Chart and figure data
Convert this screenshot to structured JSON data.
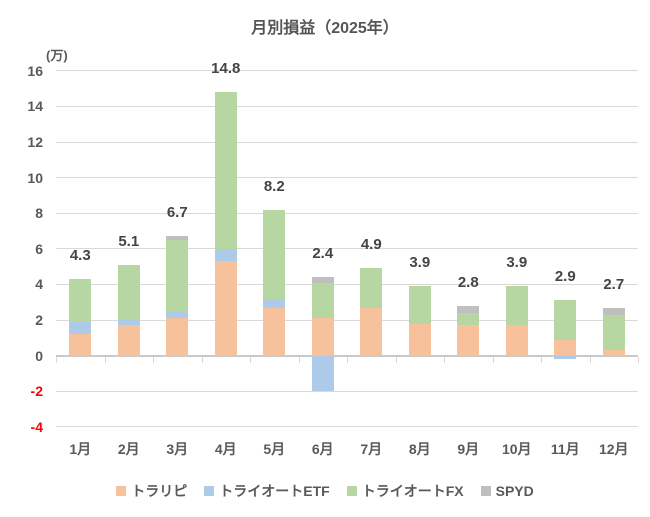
{
  "chart_data": {
    "type": "bar",
    "stacked": true,
    "title": "月別損益（2025年）",
    "unit_label": "(万)",
    "xlabel": "",
    "ylabel": "(万)",
    "categories": [
      "1月",
      "2月",
      "3月",
      "4月",
      "5月",
      "6月",
      "7月",
      "8月",
      "9月",
      "10月",
      "11月",
      "12月"
    ],
    "series": [
      {
        "name": "トラリピ",
        "color": "#F7C29B",
        "values": [
          1.2,
          1.7,
          2.1,
          5.3,
          2.7,
          2.1,
          2.7,
          1.8,
          1.7,
          1.7,
          0.9,
          0.3
        ]
      },
      {
        "name": "トライオートETF",
        "color": "#ADCBE9",
        "values": [
          0.7,
          0.3,
          0.4,
          0.7,
          0.5,
          -2.0,
          0,
          0,
          0,
          0,
          -0.2,
          0
        ]
      },
      {
        "name": "トライオートFX",
        "color": "#B6D7A2",
        "values": [
          2.4,
          3.1,
          4.0,
          8.8,
          5.0,
          2.0,
          2.2,
          2.1,
          0.7,
          2.2,
          2.2,
          2.0
        ]
      },
      {
        "name": "SPYD",
        "color": "#BFBFBF",
        "values": [
          0,
          0,
          0.2,
          0,
          0,
          0.3,
          0,
          0,
          0.4,
          0,
          0,
          0.4
        ]
      }
    ],
    "totals": [
      4.3,
      5.1,
      6.7,
      14.8,
      8.2,
      2.4,
      4.9,
      3.9,
      2.8,
      3.9,
      2.9,
      2.7
    ],
    "ylim": [
      -4,
      16
    ],
    "ytick_step": 2,
    "grid": true,
    "legend_position": "bottom",
    "colors": {
      "tick_label": "#595959",
      "negative_tick_label": "#FF0000",
      "gridline": "#D9D9D9",
      "axis_line": "#C9C9C9",
      "data_label": "#444444",
      "background": "#FFFFFF"
    }
  }
}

INSTRUCTION
Print out the lines exactly, skipping any picture.

RESULT FOR THIS TASK
Convert this screenshot to structured JSON data.
{
  "chart_data": {
    "type": "bar",
    "stacked": true,
    "title": "月別損益（2025年）",
    "unit_label": "(万)",
    "xlabel": "",
    "ylabel": "(万)",
    "categories": [
      "1月",
      "2月",
      "3月",
      "4月",
      "5月",
      "6月",
      "7月",
      "8月",
      "9月",
      "10月",
      "11月",
      "12月"
    ],
    "series": [
      {
        "name": "トラリピ",
        "color": "#F7C29B",
        "values": [
          1.2,
          1.7,
          2.1,
          5.3,
          2.7,
          2.1,
          2.7,
          1.8,
          1.7,
          1.7,
          0.9,
          0.3
        ]
      },
      {
        "name": "トライオートETF",
        "color": "#ADCBE9",
        "values": [
          0.7,
          0.3,
          0.4,
          0.7,
          0.5,
          -2.0,
          0,
          0,
          0,
          0,
          -0.2,
          0
        ]
      },
      {
        "name": "トライオートFX",
        "color": "#B6D7A2",
        "values": [
          2.4,
          3.1,
          4.0,
          8.8,
          5.0,
          2.0,
          2.2,
          2.1,
          0.7,
          2.2,
          2.2,
          2.0
        ]
      },
      {
        "name": "SPYD",
        "color": "#BFBFBF",
        "values": [
          0,
          0,
          0.2,
          0,
          0,
          0.3,
          0,
          0,
          0.4,
          0,
          0,
          0.4
        ]
      }
    ],
    "totals": [
      4.3,
      5.1,
      6.7,
      14.8,
      8.2,
      2.4,
      4.9,
      3.9,
      2.8,
      3.9,
      2.9,
      2.7
    ],
    "ylim": [
      -4,
      16
    ],
    "ytick_step": 2,
    "grid": true,
    "legend_position": "bottom",
    "colors": {
      "tick_label": "#595959",
      "negative_tick_label": "#FF0000",
      "gridline": "#D9D9D9",
      "axis_line": "#C9C9C9",
      "data_label": "#444444",
      "background": "#FFFFFF"
    }
  }
}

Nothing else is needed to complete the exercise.